== RECORDS SUPPLIED ==
## start
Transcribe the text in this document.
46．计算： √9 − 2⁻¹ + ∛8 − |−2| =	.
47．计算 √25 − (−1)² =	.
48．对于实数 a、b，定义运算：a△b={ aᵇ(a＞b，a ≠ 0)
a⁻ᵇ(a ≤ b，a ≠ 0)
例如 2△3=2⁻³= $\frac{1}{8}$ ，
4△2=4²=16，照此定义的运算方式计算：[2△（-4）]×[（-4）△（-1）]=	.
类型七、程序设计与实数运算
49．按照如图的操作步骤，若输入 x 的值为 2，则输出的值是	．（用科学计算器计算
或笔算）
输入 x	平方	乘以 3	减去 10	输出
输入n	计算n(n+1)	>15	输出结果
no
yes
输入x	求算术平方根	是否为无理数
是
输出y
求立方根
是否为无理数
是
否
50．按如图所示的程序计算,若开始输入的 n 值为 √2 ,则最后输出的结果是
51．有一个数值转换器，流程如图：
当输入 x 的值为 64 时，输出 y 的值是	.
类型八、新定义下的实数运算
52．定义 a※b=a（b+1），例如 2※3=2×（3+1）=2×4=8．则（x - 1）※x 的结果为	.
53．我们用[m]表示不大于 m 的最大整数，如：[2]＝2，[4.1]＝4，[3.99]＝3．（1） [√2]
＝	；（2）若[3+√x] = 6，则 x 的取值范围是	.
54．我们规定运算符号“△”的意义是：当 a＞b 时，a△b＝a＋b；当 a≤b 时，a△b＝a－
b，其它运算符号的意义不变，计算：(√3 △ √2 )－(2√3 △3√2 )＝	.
## end
== TASK TO CARRY OUT ==
Extract every entry above as it appears.

== EXERCISE ANSWER ==
Transcribe the text in this document.
46．计算： √9 − 2⁻¹ + ∛8 − |−2| =	.
47．计算 √25 − (−1)² =	.
48．对于实数 a、b，定义运算：a△b={ aᵇ(a＞b，a ≠ 0)
a⁻ᵇ(a ≤ b，a ≠ 0)
例如 2△3=2⁻³= $\frac{1}{8}$ ，
4△2=4²=16，照此定义的运算方式计算：[2△（-4）]×[（-4）△（-1）]=	.
类型七、程序设计与实数运算
49．按照如图的操作步骤，若输入 x 的值为 2，则输出的值是	．（用科学计算器计算
或笔算）
输入 x	平方	乘以 3	减去 10	输出
输入n	计算n(n+1)	>15	输出结果
no
yes
输入x	求算术平方根	是否为无理数
是
输出y
求立方根
是否为无理数
是
否
50．按如图所示的程序计算,若开始输入的 n 值为 √2 ,则最后输出的结果是
51．有一个数值转换器，流程如图：
当输入 x 的值为 64 时，输出 y 的值是	.
类型八、新定义下的实数运算
52．定义 a※b=a（b+1），例如 2※3=2×（3+1）=2×4=8．则（x - 1）※x 的结果为	.
53．我们用[m]表示不大于 m 的最大整数，如：[2]＝2，[4.1]＝4，[3.99]＝3．（1） [√2]
＝	；（2）若[3+√x] = 6，则 x 的取值范围是	.
54．我们规定运算符号“△”的意义是：当 a＞b 时，a△b＝a＋b；当 a≤b 时，a△b＝a－
b，其它运算符号的意义不变，计算：(√3 △ √2 )－(2√3 △3√2 )＝	.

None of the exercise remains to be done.